======== EXTRACTED INFORMATION
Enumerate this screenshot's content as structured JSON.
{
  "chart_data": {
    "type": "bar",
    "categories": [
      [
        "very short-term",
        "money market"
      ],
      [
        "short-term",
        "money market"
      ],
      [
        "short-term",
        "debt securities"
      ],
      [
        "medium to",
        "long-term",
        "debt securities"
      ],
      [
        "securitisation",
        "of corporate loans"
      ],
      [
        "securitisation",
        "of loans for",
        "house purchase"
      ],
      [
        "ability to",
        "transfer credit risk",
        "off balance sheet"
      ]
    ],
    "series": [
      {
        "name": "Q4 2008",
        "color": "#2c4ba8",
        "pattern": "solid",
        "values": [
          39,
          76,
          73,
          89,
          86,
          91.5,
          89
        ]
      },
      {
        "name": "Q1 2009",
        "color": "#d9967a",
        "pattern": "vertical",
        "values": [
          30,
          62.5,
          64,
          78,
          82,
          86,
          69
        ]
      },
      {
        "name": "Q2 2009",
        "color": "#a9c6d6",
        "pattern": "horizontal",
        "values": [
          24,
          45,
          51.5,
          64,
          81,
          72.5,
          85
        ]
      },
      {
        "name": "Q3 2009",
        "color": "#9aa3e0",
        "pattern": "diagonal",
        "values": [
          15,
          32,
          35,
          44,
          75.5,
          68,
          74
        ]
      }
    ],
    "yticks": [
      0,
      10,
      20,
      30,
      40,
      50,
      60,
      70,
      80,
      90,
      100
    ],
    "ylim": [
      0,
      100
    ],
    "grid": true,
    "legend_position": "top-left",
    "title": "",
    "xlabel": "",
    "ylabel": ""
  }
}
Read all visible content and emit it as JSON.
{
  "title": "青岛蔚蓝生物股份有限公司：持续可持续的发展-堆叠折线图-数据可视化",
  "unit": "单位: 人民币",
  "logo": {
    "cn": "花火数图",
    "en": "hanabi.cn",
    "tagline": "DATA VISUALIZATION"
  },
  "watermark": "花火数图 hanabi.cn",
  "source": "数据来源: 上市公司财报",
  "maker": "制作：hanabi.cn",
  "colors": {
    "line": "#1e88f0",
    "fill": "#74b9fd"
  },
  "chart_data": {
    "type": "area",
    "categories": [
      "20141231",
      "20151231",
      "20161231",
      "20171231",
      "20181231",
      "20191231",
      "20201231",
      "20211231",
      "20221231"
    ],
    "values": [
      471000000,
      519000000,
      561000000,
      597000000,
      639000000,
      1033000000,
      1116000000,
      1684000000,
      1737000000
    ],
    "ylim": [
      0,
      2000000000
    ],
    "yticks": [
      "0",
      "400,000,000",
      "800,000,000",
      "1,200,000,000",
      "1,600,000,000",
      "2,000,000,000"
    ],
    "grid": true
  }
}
================
#### STATED TASK:
Retype the entries one by one, exactly.

#### ANSWER TO THIS PROBLEM:
Enumerate this screenshot's content as structured JSON.
{
  "chart_data": {
    "type": "bar",
    "categories": [
      [
        "very short-term",
        "money market"
      ],
      [
        "short-term",
        "money market"
      ],
      [
        "short-term",
        "debt securities"
      ],
      [
        "medium to",
        "long-term",
        "debt securities"
      ],
      [
        "securitisation",
        "of corporate loans"
      ],
      [
        "securitisation",
        "of loans for",
        "house purchase"
      ],
      [
        "ability to",
        "transfer credit risk",
        "off balance sheet"
      ]
    ],
    "series": [
      {
        "name": "Q4 2008",
        "color": "#2c4ba8",
        "pattern": "solid",
        "values": [
          39,
          76,
          73,
          89,
          86,
          91.5,
          89
        ]
      },
      {
        "name": "Q1 2009",
        "color": "#d9967a",
        "pattern": "vertical",
        "values": [
          30,
          62.5,
          64,
          78,
          82,
          86,
          69
        ]
      },
      {
        "name": "Q2 2009",
        "color": "#a9c6d6",
        "pattern": "horizontal",
        "values": [
          24,
          45,
          51.5,
          64,
          81,
          72.5,
          85
        ]
      },
      {
        "name": "Q3 2009",
        "color": "#9aa3e0",
        "pattern": "diagonal",
        "values": [
          15,
          32,
          35,
          44,
          75.5,
          68,
          74
        ]
      }
    ],
    "yticks": [
      0,
      10,
      20,
      30,
      40,
      50,
      60,
      70,
      80,
      90,
      100
    ],
    "ylim": [
      0,
      100
    ],
    "grid": true,
    "legend_position": "top-left",
    "title": "",
    "xlabel": "",
    "ylabel": ""
  }
}
Read all visible content and emit it as JSON.
{
  "title": "青岛蔚蓝生物股份有限公司：持续可持续的发展-堆叠折线图-数据可视化",
  "unit": "单位: 人民币",
  "logo": {
    "cn": "花火数图",
    "en": "hanabi.cn",
    "tagline": "DATA VISUALIZATION"
  },
  "watermark": "花火数图 hanabi.cn",
  "source": "数据来源: 上市公司财报",
  "maker": "制作：hanabi.cn",
  "colors": {
    "line": "#1e88f0",
    "fill": "#74b9fd"
  },
  "chart_data": {
    "type": "area",
    "categories": [
      "20141231",
      "20151231",
      "20161231",
      "20171231",
      "20181231",
      "20191231",
      "20201231",
      "20211231",
      "20221231"
    ],
    "values": [
      471000000,
      519000000,
      561000000,
      597000000,
      639000000,
      1033000000,
      1116000000,
      1684000000,
      1737000000
    ],
    "ylim": [
      0,
      2000000000
    ],
    "yticks": [
      "0",
      "400,000,000",
      "800,000,000",
      "1,200,000,000",
      "1,600,000,000",
      "2,000,000,000"
    ],
    "grid": true
  }
}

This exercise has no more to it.